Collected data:
····················

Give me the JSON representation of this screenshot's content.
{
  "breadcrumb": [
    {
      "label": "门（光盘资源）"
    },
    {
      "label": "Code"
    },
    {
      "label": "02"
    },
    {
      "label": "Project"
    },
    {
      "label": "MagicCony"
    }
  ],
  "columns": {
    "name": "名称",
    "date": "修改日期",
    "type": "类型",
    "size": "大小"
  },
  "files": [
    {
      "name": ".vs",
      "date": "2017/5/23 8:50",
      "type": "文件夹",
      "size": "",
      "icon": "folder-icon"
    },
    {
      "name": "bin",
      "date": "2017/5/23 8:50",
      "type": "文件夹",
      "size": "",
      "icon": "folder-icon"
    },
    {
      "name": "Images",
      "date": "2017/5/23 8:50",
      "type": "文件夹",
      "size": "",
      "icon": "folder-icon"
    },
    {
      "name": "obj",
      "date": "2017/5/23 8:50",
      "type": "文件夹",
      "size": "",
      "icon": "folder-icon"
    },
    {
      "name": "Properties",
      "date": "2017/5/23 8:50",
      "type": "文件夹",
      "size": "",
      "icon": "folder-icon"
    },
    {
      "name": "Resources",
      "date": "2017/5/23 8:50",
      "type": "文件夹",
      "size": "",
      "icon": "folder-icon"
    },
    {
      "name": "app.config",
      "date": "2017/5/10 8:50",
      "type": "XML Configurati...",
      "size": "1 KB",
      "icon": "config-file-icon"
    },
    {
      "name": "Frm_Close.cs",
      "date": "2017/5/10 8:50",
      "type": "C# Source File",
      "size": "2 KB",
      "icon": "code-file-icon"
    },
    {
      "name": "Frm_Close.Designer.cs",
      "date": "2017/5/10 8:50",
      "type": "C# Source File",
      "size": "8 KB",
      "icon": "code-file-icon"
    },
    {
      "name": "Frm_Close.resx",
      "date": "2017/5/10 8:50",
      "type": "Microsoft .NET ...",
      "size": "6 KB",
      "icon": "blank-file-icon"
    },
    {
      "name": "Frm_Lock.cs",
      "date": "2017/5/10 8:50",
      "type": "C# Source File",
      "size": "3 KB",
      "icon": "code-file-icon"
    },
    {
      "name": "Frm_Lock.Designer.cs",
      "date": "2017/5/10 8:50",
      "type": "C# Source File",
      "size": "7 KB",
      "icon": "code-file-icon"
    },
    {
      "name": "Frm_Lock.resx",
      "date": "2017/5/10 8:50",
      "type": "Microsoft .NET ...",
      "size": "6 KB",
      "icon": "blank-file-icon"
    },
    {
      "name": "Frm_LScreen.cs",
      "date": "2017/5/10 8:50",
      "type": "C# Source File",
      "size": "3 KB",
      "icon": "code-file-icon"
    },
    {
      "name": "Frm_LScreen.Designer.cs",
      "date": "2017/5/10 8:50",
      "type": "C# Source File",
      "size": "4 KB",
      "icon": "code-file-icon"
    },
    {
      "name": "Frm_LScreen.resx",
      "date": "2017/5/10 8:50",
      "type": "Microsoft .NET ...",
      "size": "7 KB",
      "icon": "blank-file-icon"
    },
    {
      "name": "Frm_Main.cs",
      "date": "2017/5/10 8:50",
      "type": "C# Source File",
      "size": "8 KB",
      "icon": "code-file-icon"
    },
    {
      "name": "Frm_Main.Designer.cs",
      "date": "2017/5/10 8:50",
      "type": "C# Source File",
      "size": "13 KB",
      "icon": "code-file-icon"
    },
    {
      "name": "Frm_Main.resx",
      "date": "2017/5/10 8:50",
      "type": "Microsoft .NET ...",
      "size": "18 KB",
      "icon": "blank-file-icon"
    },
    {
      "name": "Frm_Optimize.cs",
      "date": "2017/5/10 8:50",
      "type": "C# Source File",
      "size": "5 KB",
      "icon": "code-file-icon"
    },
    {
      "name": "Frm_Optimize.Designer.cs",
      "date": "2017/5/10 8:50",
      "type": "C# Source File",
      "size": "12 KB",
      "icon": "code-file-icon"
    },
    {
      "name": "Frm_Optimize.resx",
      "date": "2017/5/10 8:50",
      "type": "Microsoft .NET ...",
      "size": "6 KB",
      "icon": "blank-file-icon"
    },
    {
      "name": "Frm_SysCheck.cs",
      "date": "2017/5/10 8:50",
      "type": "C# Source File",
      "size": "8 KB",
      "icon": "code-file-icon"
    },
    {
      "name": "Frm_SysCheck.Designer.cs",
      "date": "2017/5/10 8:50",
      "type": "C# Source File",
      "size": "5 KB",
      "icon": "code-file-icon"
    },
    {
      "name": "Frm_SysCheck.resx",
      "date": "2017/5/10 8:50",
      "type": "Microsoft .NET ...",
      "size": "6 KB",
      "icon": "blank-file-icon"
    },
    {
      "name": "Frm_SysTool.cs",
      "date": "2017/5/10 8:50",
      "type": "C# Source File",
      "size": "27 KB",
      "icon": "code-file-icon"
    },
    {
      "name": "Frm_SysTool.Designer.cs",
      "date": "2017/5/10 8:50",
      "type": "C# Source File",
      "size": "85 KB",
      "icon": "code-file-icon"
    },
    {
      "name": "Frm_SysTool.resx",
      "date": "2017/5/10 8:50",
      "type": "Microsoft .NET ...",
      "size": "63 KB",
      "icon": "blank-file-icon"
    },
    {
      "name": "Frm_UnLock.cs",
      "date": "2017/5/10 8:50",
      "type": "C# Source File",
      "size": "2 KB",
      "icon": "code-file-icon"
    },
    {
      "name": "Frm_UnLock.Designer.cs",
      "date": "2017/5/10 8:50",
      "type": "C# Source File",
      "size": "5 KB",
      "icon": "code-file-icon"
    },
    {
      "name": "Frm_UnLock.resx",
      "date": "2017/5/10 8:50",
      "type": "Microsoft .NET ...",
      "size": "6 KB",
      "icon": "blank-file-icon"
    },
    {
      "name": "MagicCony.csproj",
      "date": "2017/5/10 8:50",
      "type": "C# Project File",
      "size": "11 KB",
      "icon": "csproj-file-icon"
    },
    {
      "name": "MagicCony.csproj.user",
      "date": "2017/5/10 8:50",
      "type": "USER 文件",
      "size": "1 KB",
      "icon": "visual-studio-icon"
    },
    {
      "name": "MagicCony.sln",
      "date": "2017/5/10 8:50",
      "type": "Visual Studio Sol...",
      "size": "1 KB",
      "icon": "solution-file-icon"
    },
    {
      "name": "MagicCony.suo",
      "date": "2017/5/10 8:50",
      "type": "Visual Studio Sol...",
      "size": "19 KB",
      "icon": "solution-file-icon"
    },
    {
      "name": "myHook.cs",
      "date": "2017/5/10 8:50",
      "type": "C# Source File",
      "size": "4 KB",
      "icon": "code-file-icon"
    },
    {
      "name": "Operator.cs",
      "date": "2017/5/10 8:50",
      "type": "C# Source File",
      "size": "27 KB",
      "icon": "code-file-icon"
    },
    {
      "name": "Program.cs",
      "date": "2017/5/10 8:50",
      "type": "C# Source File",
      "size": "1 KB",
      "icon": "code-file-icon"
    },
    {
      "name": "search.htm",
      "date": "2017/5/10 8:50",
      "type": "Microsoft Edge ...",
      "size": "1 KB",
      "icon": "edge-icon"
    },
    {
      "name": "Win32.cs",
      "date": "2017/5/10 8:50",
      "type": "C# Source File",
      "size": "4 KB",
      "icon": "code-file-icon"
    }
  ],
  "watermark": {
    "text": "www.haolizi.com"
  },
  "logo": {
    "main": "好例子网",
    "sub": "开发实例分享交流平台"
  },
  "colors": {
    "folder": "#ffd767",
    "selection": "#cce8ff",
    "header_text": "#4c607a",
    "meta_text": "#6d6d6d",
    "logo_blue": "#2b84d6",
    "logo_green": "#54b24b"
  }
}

····················

STATED EXERCISE:
Count the lines of the material that include the word "label", then state only the total.

EXERCISE RESULT:
5